>> Begin Material to process
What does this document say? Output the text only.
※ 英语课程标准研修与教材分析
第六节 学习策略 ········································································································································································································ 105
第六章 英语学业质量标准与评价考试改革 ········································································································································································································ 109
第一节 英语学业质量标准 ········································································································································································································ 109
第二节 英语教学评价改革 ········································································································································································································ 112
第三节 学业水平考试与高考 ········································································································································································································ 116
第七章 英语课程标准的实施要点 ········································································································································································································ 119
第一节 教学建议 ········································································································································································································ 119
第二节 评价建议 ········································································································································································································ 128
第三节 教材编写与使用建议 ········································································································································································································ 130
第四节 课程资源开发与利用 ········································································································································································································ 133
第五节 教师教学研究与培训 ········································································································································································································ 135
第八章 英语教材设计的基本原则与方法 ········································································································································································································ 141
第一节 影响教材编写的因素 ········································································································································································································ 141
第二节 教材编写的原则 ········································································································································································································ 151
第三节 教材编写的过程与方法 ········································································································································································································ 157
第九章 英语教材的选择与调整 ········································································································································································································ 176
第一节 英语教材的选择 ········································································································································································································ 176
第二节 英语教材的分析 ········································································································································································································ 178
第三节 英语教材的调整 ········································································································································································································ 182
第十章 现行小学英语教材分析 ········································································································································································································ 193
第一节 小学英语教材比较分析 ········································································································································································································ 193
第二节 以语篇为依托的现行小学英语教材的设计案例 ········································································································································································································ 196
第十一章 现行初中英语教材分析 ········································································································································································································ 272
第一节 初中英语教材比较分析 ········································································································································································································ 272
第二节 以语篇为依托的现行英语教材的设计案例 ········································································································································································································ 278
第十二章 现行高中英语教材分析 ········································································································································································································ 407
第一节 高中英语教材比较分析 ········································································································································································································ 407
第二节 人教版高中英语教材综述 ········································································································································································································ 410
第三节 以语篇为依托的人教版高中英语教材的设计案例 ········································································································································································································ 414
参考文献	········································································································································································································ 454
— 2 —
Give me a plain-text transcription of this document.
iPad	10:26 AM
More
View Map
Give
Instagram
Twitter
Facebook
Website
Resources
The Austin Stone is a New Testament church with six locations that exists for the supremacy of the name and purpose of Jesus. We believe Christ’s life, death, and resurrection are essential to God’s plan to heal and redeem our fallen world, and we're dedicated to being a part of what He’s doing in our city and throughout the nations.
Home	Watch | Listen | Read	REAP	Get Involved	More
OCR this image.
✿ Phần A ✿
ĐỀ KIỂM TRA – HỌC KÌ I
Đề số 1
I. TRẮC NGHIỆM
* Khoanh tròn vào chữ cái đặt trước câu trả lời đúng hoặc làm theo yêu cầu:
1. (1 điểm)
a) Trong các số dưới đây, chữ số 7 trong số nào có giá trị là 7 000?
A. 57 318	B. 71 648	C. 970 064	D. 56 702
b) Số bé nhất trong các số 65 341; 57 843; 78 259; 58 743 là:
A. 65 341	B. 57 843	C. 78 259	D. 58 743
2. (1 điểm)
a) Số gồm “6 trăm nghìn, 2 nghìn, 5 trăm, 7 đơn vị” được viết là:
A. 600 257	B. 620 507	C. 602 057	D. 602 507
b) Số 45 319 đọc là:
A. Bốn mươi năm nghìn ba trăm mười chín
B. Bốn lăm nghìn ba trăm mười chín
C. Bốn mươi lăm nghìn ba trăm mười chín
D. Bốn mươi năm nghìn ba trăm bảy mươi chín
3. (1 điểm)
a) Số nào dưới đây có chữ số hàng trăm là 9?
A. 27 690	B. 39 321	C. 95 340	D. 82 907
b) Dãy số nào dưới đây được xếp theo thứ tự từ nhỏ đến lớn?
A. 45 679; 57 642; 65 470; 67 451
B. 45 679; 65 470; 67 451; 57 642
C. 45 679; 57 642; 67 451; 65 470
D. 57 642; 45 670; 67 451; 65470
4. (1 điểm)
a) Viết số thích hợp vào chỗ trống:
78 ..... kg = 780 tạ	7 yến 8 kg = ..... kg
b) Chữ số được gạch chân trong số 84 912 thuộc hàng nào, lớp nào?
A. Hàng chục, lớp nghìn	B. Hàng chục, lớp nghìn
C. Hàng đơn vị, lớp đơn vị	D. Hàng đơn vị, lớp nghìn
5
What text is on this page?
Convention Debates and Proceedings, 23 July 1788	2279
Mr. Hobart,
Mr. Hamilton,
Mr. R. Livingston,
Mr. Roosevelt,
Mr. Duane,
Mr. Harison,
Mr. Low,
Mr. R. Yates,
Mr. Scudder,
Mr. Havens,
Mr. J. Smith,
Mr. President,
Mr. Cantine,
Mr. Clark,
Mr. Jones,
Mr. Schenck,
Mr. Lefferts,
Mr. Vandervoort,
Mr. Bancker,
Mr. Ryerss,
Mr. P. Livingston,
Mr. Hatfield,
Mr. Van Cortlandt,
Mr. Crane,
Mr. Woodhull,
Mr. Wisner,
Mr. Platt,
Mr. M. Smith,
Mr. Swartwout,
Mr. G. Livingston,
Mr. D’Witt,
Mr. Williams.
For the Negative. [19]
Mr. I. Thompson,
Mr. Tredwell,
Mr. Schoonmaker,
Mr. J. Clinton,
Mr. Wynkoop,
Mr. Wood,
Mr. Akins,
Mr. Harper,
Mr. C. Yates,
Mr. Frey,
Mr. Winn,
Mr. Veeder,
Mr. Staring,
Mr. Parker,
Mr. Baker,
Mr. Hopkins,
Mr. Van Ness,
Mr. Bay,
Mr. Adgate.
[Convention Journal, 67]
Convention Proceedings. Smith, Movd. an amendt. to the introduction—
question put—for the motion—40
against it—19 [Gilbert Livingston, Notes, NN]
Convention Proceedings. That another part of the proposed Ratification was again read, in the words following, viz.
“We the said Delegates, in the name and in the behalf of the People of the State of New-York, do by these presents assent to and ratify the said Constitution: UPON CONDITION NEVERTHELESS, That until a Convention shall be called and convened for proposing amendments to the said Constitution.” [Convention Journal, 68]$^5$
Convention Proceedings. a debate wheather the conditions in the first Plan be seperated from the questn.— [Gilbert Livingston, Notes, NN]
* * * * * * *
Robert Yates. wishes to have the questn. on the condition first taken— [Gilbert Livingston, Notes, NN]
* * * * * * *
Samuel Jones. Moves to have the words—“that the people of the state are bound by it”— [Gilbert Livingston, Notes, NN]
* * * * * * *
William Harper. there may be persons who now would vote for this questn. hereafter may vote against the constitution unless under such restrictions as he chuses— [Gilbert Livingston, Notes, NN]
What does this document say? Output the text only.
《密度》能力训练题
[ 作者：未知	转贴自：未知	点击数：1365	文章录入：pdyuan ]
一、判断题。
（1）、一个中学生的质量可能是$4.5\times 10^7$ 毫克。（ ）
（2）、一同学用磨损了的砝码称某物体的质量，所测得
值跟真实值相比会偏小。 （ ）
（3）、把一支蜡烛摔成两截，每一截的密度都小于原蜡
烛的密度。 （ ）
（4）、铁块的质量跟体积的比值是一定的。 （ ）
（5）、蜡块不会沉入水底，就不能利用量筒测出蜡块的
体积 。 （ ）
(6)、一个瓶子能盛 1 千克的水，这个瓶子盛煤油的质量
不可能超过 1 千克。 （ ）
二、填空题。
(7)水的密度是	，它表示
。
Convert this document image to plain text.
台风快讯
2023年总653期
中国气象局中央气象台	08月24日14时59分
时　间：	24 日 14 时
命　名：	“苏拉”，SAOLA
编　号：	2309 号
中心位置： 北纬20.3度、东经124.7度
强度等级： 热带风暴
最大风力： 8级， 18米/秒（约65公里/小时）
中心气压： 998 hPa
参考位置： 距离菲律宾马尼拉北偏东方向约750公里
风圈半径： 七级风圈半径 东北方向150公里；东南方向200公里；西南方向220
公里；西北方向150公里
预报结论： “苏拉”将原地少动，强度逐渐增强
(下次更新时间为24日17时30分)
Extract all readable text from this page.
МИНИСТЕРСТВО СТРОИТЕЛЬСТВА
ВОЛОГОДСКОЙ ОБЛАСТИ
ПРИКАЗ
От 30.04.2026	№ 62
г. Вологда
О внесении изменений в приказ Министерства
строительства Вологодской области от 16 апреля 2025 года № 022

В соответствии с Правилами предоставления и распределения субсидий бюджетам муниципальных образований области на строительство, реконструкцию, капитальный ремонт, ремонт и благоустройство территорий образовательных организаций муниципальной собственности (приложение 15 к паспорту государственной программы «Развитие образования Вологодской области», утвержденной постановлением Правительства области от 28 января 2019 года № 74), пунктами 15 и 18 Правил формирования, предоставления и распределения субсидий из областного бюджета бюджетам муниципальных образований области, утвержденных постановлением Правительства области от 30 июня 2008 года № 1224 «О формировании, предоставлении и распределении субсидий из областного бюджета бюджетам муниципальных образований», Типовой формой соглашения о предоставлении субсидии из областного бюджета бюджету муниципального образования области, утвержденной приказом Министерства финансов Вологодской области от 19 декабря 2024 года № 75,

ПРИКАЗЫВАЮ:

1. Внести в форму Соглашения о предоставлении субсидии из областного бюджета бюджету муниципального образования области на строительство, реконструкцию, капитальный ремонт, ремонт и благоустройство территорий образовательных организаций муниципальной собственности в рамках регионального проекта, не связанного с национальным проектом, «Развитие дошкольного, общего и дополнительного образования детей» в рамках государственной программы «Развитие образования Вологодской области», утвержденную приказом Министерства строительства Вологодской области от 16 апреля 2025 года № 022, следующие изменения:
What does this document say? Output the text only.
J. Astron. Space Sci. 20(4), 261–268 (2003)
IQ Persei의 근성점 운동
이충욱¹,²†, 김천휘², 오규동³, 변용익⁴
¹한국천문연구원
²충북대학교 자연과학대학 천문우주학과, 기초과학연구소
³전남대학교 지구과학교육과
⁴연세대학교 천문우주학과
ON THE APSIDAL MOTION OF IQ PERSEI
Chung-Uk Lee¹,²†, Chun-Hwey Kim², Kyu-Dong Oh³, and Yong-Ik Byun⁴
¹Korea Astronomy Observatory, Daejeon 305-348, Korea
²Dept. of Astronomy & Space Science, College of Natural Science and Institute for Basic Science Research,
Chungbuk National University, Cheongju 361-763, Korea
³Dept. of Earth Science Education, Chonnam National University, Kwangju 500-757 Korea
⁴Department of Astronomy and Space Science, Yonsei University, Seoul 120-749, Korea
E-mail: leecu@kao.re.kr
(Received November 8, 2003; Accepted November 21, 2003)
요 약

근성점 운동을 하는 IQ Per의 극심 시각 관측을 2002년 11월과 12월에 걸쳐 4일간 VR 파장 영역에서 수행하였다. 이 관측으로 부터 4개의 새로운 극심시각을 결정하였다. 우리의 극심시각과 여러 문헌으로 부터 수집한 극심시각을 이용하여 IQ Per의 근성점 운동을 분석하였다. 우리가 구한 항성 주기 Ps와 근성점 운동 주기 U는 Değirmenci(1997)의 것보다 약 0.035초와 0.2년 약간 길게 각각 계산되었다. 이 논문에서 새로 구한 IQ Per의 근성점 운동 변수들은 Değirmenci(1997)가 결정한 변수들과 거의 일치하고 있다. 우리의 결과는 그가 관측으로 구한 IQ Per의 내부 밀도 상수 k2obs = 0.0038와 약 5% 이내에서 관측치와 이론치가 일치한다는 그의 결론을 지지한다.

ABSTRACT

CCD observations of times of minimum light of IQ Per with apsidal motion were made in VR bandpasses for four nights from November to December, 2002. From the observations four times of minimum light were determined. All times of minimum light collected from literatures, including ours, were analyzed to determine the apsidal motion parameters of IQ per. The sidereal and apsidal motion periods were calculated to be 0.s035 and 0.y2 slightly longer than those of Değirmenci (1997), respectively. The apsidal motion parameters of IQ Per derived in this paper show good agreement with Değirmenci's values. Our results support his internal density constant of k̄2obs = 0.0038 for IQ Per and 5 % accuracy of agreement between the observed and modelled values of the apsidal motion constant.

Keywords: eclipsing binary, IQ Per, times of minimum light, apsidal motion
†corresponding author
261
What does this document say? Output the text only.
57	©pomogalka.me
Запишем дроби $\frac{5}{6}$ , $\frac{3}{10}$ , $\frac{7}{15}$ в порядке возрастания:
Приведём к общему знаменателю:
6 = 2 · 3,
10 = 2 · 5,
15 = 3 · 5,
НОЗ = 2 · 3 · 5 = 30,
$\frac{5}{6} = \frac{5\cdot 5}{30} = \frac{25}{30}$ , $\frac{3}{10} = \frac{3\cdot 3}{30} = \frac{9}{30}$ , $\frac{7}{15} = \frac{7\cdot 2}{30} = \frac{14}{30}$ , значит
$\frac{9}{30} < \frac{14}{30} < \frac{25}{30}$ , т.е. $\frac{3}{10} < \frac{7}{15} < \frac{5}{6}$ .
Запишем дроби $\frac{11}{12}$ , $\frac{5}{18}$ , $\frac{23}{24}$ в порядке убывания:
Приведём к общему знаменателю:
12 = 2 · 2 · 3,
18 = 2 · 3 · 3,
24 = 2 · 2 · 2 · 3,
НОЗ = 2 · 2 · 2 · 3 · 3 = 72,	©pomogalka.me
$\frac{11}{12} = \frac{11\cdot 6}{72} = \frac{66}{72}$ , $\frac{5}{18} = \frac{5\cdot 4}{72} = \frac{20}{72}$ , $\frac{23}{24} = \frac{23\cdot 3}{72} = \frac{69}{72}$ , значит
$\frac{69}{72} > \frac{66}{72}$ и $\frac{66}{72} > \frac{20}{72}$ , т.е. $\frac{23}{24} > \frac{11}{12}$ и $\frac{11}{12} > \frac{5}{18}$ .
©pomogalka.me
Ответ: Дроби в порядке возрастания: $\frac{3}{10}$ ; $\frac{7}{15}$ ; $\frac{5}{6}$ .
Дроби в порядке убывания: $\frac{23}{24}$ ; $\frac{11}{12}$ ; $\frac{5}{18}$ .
>> End Material to process
*Brief*:
Return all lines containing "được".

*Exercise output*:
a) Số gồm “6 trăm nghìn, 2 nghìn, 5 trăm, 7 đơn vị” được viết là:
b) Dãy số nào dưới đây được xếp theo thứ tự từ nhỏ đến lớn?
b) Chữ số được gạch chân trong số 84 912 thuộc hàng nào, lớp nào?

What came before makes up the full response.